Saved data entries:
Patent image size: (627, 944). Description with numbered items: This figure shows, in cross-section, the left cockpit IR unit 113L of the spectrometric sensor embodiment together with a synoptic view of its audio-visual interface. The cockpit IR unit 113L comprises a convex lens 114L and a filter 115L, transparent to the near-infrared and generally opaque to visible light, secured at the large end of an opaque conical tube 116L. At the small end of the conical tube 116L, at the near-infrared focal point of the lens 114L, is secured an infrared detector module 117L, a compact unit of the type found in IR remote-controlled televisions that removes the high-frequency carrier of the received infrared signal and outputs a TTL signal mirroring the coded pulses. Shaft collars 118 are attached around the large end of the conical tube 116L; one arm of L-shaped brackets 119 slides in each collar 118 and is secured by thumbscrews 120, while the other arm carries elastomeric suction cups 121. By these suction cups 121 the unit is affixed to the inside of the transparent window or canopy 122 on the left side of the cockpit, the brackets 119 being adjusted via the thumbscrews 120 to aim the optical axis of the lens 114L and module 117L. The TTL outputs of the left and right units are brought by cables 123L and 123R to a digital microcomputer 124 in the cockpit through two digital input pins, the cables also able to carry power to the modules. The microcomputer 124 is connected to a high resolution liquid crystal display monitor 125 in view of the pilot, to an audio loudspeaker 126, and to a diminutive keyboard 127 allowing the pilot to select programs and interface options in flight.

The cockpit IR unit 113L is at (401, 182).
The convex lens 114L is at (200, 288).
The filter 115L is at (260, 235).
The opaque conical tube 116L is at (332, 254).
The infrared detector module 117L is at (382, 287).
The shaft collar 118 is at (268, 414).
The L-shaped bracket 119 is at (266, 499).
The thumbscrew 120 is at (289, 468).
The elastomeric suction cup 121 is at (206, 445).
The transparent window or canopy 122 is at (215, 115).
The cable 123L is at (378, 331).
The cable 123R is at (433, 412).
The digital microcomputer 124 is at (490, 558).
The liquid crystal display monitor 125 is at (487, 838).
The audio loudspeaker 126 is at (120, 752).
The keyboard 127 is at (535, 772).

What you are asked to do: In the data above, change "synoptic view" to "schematic view" and reproduce every line with nothing else altered.

Written response:
Patent image size: (627, 944). Description with numbered items: This figure shows, in cross-section, the left cockpit IR unit 113L of the spectrometric sensor embodiment together with a schematic view of its audio-visual interface. The cockpit IR unit 113L comprises a convex lens 114L and a filter 115L, transparent to the near-infrared and generally opaque to visible light, secured at the large end of an opaque conical tube 116L. At the small end of the conical tube 116L, at the near-infrared focal point of the lens 114L, is secured an infrared detector module 117L, a compact unit of the type found in IR remote-controlled televisions that removes the high-frequency carrier of the received infrared signal and outputs a TTL signal mirroring the coded pulses. Shaft collars 118 are attached around the large end of the conical tube 116L; one arm of L-shaped brackets 119 slides in each collar 118 and is secured by thumbscrews 120, while the other arm carries elastomeric suction cups 121. By these suction cups 121 the unit is affixed to the inside of the transparent window or canopy 122 on the left side of the cockpit, the brackets 119 being adjusted via the thumbscrews 120 to aim the optical axis of the lens 114L and module 117L. The TTL outputs of the left and right units are brought by cables 123L and 123R to a digital microcomputer 124 in the cockpit through two digital input pins, the cables also able to carry power to the modules. The microcomputer 124 is connected to a high resolution liquid crystal display monitor 125 in view of the pilot, to an audio loudspeaker 126, and to a diminutive keyboard 127 allowing the pilot to select programs and interface options in flight.

The cockpit IR unit 113L is at (401, 182).
The convex lens 114L is at (200, 288).
The filter 115L is at (260, 235).
The opaque conical tube 116L is at (332, 254).
The infrared detector module 117L is at (382, 287).
The shaft collar 118 is at (268, 414).
The L-shaped bracket 119 is at (266, 499).
The thumbscrew 120 is at (289, 468).
The elastomeric suction cup 121 is at (206, 445).
The transparent window or canopy 122 is at (215, 115).
The cable 123L is at (378, 331).
The cable 123R is at (433, 412).
The digital microcomputer 124 is at (490, 558).
The liquid crystal display monitor 125 is at (487, 838).
The audio loudspeaker 126 is at (120, 752).
The keyboard 127 is at (535, 772).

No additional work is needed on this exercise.